>> Start RECORD EXCERPTS
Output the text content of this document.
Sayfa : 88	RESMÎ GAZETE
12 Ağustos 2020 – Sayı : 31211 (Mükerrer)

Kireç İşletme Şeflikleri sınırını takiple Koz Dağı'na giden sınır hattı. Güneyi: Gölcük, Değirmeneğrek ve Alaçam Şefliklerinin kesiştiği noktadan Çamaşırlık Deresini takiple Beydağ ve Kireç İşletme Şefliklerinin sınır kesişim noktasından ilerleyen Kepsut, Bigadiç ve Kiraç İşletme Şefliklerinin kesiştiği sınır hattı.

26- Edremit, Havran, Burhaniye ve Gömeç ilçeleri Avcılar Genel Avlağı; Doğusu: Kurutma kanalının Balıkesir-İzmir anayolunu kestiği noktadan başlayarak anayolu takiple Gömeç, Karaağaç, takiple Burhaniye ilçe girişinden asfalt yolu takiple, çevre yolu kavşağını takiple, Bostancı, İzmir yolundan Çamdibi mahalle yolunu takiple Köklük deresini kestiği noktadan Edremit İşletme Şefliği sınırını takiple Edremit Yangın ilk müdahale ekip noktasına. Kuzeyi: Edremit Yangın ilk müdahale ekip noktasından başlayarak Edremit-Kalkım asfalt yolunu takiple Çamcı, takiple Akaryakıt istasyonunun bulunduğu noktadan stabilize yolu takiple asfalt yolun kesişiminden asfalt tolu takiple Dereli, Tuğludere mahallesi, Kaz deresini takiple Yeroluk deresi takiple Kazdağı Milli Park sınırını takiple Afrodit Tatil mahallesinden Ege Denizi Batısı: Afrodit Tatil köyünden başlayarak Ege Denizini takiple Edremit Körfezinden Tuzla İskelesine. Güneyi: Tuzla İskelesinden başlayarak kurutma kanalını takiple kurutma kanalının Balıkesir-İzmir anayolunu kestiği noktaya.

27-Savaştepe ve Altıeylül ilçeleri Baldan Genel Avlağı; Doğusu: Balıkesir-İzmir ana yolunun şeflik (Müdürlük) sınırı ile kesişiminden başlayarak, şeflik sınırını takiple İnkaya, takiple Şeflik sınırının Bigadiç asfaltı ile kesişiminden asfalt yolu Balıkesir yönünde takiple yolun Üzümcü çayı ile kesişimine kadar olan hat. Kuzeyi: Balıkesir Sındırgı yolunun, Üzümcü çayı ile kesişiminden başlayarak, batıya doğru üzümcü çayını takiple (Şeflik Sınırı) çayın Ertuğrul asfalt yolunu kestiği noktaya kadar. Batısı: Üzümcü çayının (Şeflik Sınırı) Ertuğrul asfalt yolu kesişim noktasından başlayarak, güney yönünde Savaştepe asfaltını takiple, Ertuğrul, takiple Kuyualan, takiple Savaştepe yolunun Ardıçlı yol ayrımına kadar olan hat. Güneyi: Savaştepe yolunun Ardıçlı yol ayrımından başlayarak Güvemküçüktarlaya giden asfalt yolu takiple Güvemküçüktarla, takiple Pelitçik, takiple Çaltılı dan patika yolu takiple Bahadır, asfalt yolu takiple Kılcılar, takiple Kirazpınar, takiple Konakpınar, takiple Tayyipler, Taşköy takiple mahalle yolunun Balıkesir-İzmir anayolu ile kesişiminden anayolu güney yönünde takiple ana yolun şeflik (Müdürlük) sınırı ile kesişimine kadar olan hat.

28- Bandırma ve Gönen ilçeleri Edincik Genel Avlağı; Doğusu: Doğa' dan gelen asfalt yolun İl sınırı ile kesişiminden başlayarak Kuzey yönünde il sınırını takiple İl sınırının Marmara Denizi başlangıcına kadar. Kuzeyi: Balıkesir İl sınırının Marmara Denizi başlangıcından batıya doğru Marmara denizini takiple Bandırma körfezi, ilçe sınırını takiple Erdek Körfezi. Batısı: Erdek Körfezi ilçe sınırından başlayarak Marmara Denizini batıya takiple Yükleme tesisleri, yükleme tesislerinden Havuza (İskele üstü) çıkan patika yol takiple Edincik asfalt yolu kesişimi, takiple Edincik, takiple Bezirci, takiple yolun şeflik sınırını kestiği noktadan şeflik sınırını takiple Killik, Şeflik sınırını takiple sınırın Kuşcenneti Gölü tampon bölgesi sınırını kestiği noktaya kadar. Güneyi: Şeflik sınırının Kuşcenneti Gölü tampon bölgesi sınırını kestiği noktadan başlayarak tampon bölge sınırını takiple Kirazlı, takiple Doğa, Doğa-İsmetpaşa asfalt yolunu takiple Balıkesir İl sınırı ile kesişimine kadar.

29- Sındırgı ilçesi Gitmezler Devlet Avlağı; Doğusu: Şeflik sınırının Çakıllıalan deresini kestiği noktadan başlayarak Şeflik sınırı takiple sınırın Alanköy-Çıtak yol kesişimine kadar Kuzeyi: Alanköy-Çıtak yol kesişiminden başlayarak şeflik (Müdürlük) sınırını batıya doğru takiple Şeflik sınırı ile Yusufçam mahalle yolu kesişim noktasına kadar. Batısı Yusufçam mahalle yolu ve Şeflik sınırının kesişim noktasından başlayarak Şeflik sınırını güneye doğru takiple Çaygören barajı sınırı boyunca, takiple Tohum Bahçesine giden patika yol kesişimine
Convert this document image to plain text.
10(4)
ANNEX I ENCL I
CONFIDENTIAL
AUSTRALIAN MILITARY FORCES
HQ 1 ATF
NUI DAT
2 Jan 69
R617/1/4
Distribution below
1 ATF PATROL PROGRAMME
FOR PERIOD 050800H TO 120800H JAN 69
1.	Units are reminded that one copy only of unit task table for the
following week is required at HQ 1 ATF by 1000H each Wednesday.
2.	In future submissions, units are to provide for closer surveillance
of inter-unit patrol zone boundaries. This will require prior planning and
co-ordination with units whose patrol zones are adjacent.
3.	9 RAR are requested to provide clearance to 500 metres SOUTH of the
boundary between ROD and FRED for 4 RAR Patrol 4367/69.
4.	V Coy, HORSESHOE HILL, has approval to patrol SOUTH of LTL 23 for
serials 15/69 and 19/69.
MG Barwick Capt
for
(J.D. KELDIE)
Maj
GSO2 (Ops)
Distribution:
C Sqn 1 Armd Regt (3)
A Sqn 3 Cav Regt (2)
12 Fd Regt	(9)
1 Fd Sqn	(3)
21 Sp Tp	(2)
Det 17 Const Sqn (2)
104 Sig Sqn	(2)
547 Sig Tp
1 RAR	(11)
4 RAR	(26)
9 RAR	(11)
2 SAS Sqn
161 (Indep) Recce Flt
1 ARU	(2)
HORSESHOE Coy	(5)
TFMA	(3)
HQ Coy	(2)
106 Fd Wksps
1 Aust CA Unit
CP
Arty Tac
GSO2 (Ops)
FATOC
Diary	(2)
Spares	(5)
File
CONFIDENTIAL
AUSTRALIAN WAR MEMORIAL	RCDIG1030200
>> End RECORD EXCERPTS
== EXERCISE ==
Using the material above, state how many lines include the string "Regt". Answer with a single number.

== ANSWER TO THIS TASK ==
3